(Raw records)
◇ ◇ ◇ ◇ ◇
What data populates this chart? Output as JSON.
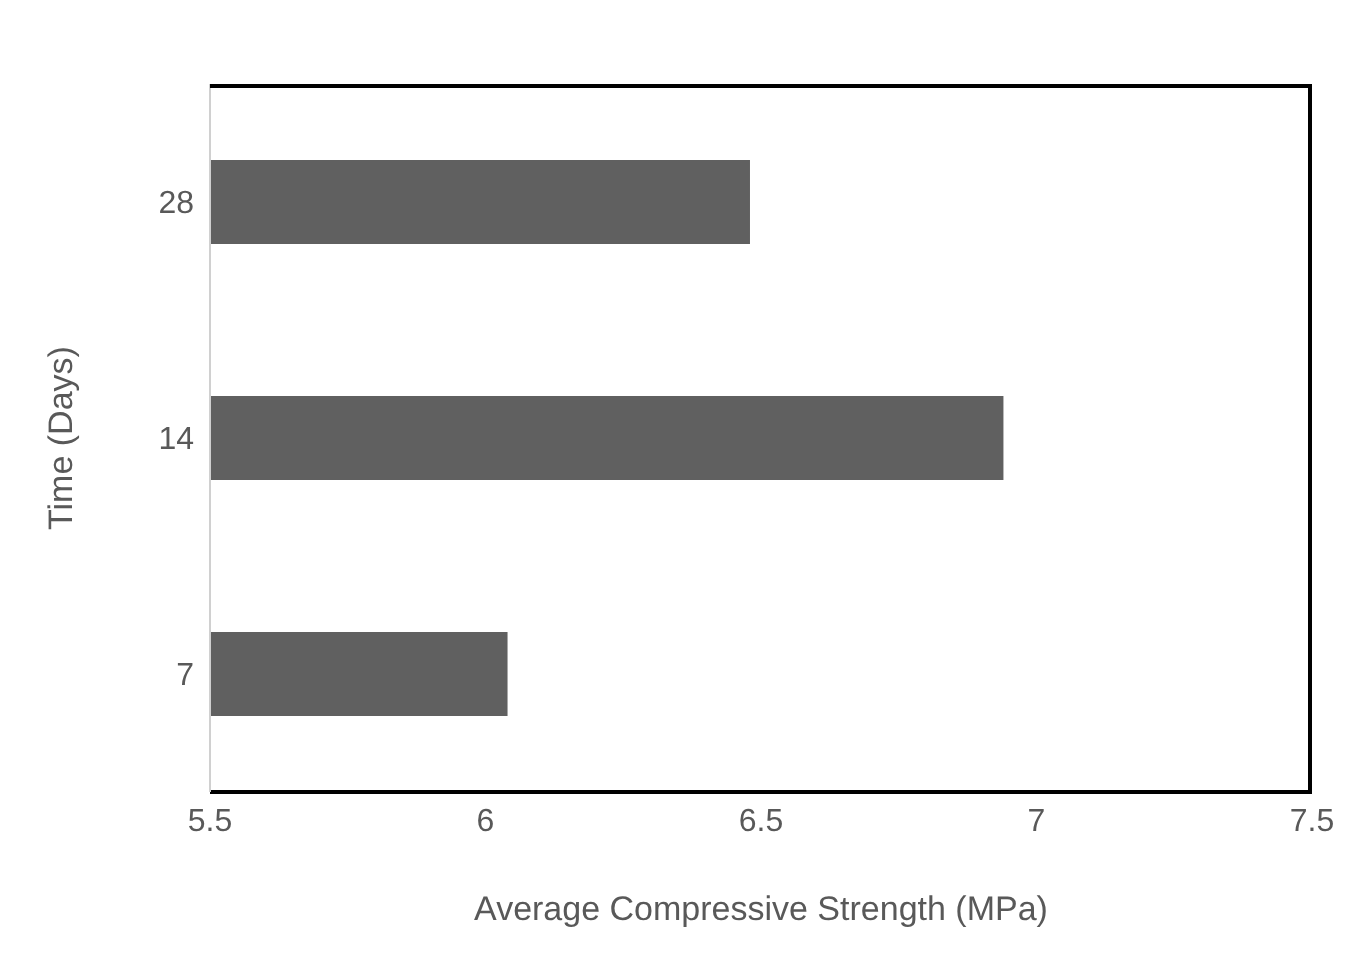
{
  "chart_data": {
    "type": "bar",
    "orientation": "horizontal",
    "xlabel": "Average Compressive Strength (MPa)",
    "ylabel": "Time (Days)",
    "categories": [
      "28",
      "14",
      "7"
    ],
    "values": [
      6.48,
      6.94,
      6.04
    ],
    "color": "#606060",
    "xlim": [
      5.5,
      7.5
    ],
    "xticks": [
      5.5,
      6,
      6.5,
      7,
      7.5
    ],
    "grid": false,
    "legend": false
  }
}
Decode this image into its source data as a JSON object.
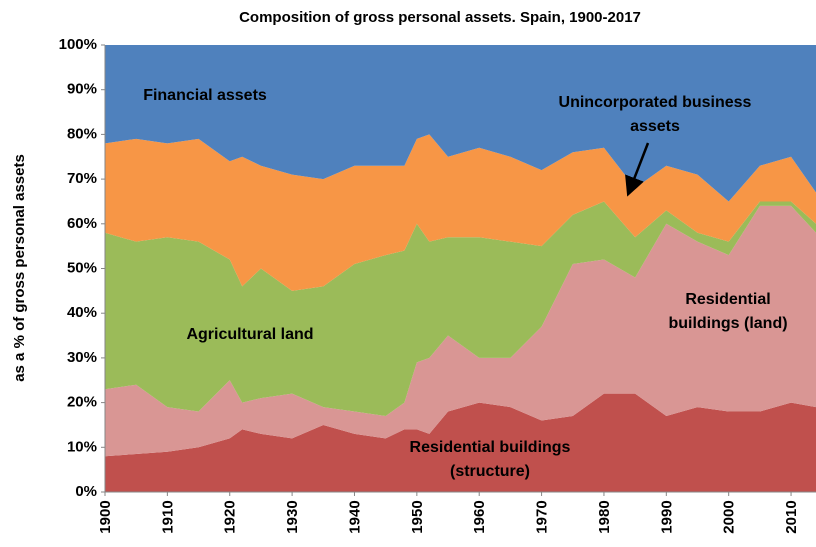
{
  "chart_data": {
    "type": "stacked_area",
    "title": "Composition of gross personal assets. Spain, 1900-2017",
    "y_label": "as a % of gross personal assets",
    "x": [
      1900,
      1905,
      1910,
      1915,
      1920,
      1922,
      1925,
      1930,
      1935,
      1940,
      1945,
      1948,
      1950,
      1952,
      1955,
      1960,
      1965,
      1970,
      1975,
      1980,
      1985,
      1990,
      1995,
      2000,
      2005,
      2010,
      2014
    ],
    "series": [
      {
        "name": "Residential buildings (structure)",
        "color": "#c0504d",
        "values": [
          8,
          8.5,
          9,
          10,
          12,
          14,
          13,
          12,
          15,
          13,
          12,
          14,
          14,
          13,
          18,
          20,
          19,
          16,
          17,
          22,
          22,
          17,
          19,
          18,
          18,
          20,
          19
        ]
      },
      {
        "name": "Residential buildings (land)",
        "color": "#d99694",
        "values": [
          15,
          15.5,
          10,
          8,
          13,
          6,
          8,
          10,
          4,
          5,
          5,
          6,
          15,
          17,
          17,
          10,
          11,
          21,
          34,
          30,
          26,
          43,
          37,
          35,
          46,
          44,
          39
        ]
      },
      {
        "name": "Agricultural land",
        "color": "#9bbb59",
        "values": [
          35,
          32,
          38,
          38,
          27,
          26,
          29,
          23,
          27,
          33,
          36,
          34,
          31,
          26,
          22,
          27,
          26,
          18,
          11,
          13,
          9,
          3,
          2,
          3,
          1,
          1,
          2
        ]
      },
      {
        "name": "Unincorporated  business assets",
        "color": "#f79646",
        "values": [
          20,
          23,
          21,
          23,
          22,
          29,
          23,
          26,
          24,
          22,
          20,
          19,
          19,
          24,
          18,
          20,
          19,
          17,
          14,
          12,
          11,
          10,
          13,
          9,
          8,
          10,
          7
        ]
      },
      {
        "name": "Financial assets",
        "color": "#4f81bd",
        "values": [
          22,
          21,
          22,
          21,
          26,
          25,
          27,
          29,
          30,
          27,
          27,
          27,
          21,
          20,
          25,
          23,
          25,
          28,
          24,
          23,
          32,
          27,
          29,
          35,
          27,
          25,
          33
        ]
      }
    ],
    "xlim": [
      1900,
      2014
    ],
    "xticks": [
      1900,
      1910,
      1920,
      1930,
      1940,
      1950,
      1960,
      1970,
      1980,
      1990,
      2000,
      2010
    ],
    "ylim": [
      0,
      100
    ],
    "yticks": [
      {
        "value": 0,
        "label": "0%"
      },
      {
        "value": 10,
        "label": "10%"
      },
      {
        "value": 20,
        "label": "20%"
      },
      {
        "value": 30,
        "label": "30%"
      },
      {
        "value": 40,
        "label": "40%"
      },
      {
        "value": 50,
        "label": "50%"
      },
      {
        "value": 60,
        "label": "60%"
      },
      {
        "value": 70,
        "label": "70%"
      },
      {
        "value": 80,
        "label": "80%"
      },
      {
        "value": 90,
        "label": "90%"
      },
      {
        "value": 100,
        "label": "100%"
      }
    ]
  }
}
◇ ◇ ◇ ◇ ◇
Extract the text of all the records above verbatim, excluding pictures.

#### [Solution to this exercise]
What data populates this chart? Output as JSON.
{
  "chart_data": {
    "type": "bar",
    "orientation": "horizontal",
    "xlabel": "Average Compressive Strength (MPa)",
    "ylabel": "Time (Days)",
    "categories": [
      "28",
      "14",
      "7"
    ],
    "values": [
      6.48,
      6.94,
      6.04
    ],
    "color": "#606060",
    "xlim": [
      5.5,
      7.5
    ],
    "xticks": [
      5.5,
      6,
      6.5,
      7,
      7.5
    ],
    "grid": false,
    "legend": false
  }
}
Decode this image into its source data as a JSON object.
{
  "chart_data": {
    "type": "stacked_area",
    "title": "Composition of gross personal assets. Spain, 1900-2017",
    "y_label": "as a % of gross personal assets",
    "x": [
      1900,
      1905,
      1910,
      1915,
      1920,
      1922,
      1925,
      1930,
      1935,
      1940,
      1945,
      1948,
      1950,
      1952,
      1955,
      1960,
      1965,
      1970,
      1975,
      1980,
      1985,
      1990,
      1995,
      2000,
      2005,
      2010,
      2014
    ],
    "series": [
      {
        "name": "Residential buildings (structure)",
        "color": "#c0504d",
        "values": [
          8,
          8.5,
          9,
          10,
          12,
          14,
          13,
          12,
          15,
          13,
          12,
          14,
          14,
          13,
          18,
          20,
          19,
          16,
          17,
          22,
          22,
          17,
          19,
          18,
          18,
          20,
          19
        ]
      },
      {
        "name": "Residential buildings (land)",
        "color": "#d99694",
        "values": [
          15,
          15.5,
          10,
          8,
          13,
          6,
          8,
          10,
          4,
          5,
          5,
          6,
          15,
          17,
          17,
          10,
          11,
          21,
          34,
          30,
          26,
          43,
          37,
          35,
          46,
          44,
          39
        ]
      },
      {
        "name": "Agricultural land",
        "color": "#9bbb59",
        "values": [
          35,
          32,
          38,
          38,
          27,
          26,
          29,
          23,
          27,
          33,
          36,
          34,
          31,
          26,
          22,
          27,
          26,
          18,
          11,
          13,
          9,
          3,
          2,
          3,
          1,
          1,
          2
        ]
      },
      {
        "name": "Unincorporated  business assets",
        "color": "#f79646",
        "values": [
          20,
          23,
          21,
          23,
          22,
          29,
          23,
          26,
          24,
          22,
          20,
          19,
          19,
          24,
          18,
          20,
          19,
          17,
          14,
          12,
          11,
          10,
          13,
          9,
          8,
          10,
          7
        ]
      },
      {
        "name": "Financial assets",
        "color": "#4f81bd",
        "values": [
          22,
          21,
          22,
          21,
          26,
          25,
          27,
          29,
          30,
          27,
          27,
          27,
          21,
          20,
          25,
          23,
          25,
          28,
          24,
          23,
          32,
          27,
          29,
          35,
          27,
          25,
          33
        ]
      }
    ],
    "xlim": [
      1900,
      2014
    ],
    "xticks": [
      1900,
      1910,
      1920,
      1930,
      1940,
      1950,
      1960,
      1970,
      1980,
      1990,
      2000,
      2010
    ],
    "ylim": [
      0,
      100
    ],
    "yticks": [
      {
        "value": 0,
        "label": "0%"
      },
      {
        "value": 10,
        "label": "10%"
      },
      {
        "value": 20,
        "label": "20%"
      },
      {
        "value": 30,
        "label": "30%"
      },
      {
        "value": 40,
        "label": "40%"
      },
      {
        "value": 50,
        "label": "50%"
      },
      {
        "value": 60,
        "label": "60%"
      },
      {
        "value": 70,
        "label": "70%"
      },
      {
        "value": 80,
        "label": "80%"
      },
      {
        "value": 90,
        "label": "90%"
      },
      {
        "value": 100,
        "label": "100%"
      }
    ]
  }
}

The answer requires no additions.